# TASKS TO COMPLETE:
A: Answer these from the Bitcoin ETF article:
(i) How much has GBTC seen in net outflows since it began trading in January?
(ii) What level did spot Bitcoin ETF trading volumes reach in March?
(iii) What share of Fidelity's yearly net inflows did FBTC represent?
B: From the Bitcoin ETF article, reproduce verbatim the stretch from "The spot Bitcoin" through "January and February.".
C: Turn the paragraph of the Bitcoin ETF article that opens "IBIT alone accounted" into a short bulleted list, keeping its main facts.

# TEXT SHOWN:
Grayscale falls behind in ETF outflows first time since launch as ARKB loses $87.5 million
Comparatively, GBTC recorded the lowest outflows since March 12 at $82 million. The data for the other ETFs, including IBIT and FBTC, was not public as of press time.
GBTC outflows
GBTC’s currently low outflows are notable because the fund consistently sees high outflows.
Long-term data shows that GBTC has experienced $15 billion in net outflows since it began trading in January and is the only spot Bitcoin ETF with negative net flows.
The spot Bitcoin market has otherwise seen positive net inflows, with the Newborn Nine collectively recording over $12 billion in net inflows since launch.
The past several days have been particularly significant for inflows, as spot Bitcoin ETFs saw over $800 million in inflows during the last week of March.
Bloomberg ETF analyst Eric Balchunas reported that spot Bitcoin ETF trading volumes reached $111 billion in March — 3x the levels recorded in January and February.
Interest in Bitcoin
BlackRock and Fidelity’s Bitcoin ETFs, IBIT and FBTC, have surged in popularity, capturing significant market interest within the first three months of their launch.
The two ETFs have outshone hundreds of other funds offered by the two giants, with IBIT and FBTC attracting unprecedented levels of investment.
IBIT alone accounted for over half of BlackRock’s yearly net inflows, while FBTC represented 70% of Fidelity’s, showcasing the growing allure of Bitcoin among traditional investors. Notably, IBIT has grown faster than any other ETF in history.

Structured page parsing data
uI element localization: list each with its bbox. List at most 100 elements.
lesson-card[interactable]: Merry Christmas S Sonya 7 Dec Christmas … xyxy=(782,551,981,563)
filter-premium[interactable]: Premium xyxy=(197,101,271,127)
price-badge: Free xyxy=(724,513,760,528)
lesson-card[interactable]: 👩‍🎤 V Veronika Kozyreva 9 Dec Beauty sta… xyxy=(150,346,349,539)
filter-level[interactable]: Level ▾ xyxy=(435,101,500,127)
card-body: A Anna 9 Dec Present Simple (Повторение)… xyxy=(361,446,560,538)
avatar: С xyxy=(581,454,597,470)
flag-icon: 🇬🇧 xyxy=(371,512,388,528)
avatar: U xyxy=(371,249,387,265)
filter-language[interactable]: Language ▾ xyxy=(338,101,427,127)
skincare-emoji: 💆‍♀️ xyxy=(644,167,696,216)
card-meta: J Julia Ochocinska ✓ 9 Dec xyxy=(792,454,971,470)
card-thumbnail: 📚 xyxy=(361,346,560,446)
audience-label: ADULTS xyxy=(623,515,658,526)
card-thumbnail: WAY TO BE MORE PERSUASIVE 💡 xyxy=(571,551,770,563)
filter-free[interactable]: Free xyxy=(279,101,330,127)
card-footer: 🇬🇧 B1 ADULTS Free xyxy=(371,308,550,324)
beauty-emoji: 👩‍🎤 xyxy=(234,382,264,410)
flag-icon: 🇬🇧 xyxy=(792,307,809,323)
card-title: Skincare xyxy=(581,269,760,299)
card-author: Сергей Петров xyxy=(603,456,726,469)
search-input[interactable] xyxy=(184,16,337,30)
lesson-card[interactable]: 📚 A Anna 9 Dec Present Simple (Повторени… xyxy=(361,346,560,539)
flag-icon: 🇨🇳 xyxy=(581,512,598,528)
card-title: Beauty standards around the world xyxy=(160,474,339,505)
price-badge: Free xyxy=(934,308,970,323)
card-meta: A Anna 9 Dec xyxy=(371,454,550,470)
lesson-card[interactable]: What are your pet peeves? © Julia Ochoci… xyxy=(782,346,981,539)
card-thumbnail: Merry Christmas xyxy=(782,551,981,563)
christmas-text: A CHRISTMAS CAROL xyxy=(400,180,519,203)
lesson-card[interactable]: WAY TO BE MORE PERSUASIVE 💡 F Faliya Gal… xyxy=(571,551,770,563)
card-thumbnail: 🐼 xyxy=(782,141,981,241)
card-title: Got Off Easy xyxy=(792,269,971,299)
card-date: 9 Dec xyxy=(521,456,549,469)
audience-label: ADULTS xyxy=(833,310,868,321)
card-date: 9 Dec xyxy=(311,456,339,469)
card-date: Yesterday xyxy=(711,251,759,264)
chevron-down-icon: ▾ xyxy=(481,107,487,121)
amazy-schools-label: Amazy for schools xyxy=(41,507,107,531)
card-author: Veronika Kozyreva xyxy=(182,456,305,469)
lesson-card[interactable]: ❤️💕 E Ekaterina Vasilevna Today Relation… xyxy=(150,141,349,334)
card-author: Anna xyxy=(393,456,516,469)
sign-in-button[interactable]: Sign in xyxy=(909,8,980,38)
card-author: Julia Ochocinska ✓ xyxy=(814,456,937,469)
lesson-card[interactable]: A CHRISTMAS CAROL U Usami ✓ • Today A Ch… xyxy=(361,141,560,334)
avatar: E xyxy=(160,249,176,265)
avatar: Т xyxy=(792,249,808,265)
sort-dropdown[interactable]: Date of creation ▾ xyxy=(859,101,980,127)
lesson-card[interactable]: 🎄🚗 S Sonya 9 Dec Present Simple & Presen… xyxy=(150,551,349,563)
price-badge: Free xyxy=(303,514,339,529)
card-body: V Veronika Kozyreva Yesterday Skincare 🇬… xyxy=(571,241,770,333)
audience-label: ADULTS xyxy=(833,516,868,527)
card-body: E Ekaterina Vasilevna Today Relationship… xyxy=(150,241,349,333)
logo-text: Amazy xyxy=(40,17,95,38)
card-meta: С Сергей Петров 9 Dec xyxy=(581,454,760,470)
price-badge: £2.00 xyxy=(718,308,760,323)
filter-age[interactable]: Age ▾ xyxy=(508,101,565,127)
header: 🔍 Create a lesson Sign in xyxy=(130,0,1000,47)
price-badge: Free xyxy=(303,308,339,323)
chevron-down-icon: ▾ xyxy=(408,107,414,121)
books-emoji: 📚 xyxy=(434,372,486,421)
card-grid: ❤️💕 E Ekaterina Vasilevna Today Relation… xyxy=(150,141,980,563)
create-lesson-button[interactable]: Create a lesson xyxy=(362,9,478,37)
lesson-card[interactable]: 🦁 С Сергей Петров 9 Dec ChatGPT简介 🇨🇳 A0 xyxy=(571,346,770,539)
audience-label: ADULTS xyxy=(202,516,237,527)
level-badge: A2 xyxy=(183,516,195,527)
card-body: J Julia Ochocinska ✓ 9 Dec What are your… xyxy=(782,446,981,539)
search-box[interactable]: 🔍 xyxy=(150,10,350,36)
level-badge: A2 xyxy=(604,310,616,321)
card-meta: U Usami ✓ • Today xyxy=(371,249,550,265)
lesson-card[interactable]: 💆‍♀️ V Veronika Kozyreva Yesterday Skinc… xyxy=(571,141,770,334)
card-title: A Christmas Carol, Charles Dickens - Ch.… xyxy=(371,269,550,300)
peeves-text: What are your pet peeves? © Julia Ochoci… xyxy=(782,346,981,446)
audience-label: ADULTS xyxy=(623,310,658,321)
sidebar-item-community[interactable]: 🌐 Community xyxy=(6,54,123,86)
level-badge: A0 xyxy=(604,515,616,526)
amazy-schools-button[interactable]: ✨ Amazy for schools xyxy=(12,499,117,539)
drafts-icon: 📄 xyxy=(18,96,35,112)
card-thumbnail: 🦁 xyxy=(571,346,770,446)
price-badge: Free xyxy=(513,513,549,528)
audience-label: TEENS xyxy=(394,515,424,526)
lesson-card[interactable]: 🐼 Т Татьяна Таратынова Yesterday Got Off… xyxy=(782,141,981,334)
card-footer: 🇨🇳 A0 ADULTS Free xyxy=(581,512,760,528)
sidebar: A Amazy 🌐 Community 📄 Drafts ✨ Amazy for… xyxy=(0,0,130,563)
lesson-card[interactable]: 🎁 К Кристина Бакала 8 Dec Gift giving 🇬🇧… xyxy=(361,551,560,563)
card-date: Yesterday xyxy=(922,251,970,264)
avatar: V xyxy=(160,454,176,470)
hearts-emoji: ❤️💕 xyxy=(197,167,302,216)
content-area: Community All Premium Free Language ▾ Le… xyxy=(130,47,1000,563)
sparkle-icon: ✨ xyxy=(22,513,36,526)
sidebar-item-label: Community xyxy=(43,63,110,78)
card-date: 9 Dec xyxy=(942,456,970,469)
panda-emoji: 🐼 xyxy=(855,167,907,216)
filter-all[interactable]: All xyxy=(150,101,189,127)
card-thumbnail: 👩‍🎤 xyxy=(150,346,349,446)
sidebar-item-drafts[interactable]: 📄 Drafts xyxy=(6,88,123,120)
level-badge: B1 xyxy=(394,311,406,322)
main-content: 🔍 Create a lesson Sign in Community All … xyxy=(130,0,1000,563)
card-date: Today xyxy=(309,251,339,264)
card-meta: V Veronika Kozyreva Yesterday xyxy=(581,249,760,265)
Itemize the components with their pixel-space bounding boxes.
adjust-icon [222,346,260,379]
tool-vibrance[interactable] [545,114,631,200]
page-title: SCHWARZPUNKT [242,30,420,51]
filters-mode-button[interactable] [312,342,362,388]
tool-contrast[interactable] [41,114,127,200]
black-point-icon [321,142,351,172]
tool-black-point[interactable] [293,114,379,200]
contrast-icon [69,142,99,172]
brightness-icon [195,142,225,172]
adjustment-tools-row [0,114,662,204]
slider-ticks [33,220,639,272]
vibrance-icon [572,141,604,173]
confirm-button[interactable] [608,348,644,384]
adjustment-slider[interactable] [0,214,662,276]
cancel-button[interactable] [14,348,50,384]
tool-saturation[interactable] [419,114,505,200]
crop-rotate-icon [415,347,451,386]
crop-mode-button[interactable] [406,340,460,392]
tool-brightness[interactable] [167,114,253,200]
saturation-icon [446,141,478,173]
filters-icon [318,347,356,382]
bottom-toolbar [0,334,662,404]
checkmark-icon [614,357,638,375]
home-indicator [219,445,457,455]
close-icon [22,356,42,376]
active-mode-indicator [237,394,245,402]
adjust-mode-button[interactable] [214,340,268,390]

# TASK-BY-TASK RESULTS:
A:
(i) $15 billion
(ii) $111 billion
(iii) 70%

B:
The spot Bitcoin market has otherwise seen positive net inflows, with the Newborn Nine collectively recording over $12 billion in net inflows since launch.
The past several days have been particularly significant for inflows, as spot Bitcoin ETFs saw over $800 million in inflows during the last week of March.
Bloomberg ETF analyst Eric Balchunas reported that spot Bitcoin ETF trading volumes reached $111 billion in March — 3x the levels recorded in January and February.

C:
- IBIT accounted for over half of BlackRock's yearly net inflows.
- FBTC represented 70% of Fidelity's yearly net inflows.
- These figures show Bitcoin's growing allure among traditional investors.
- IBIT has grown faster than any other ETF in history.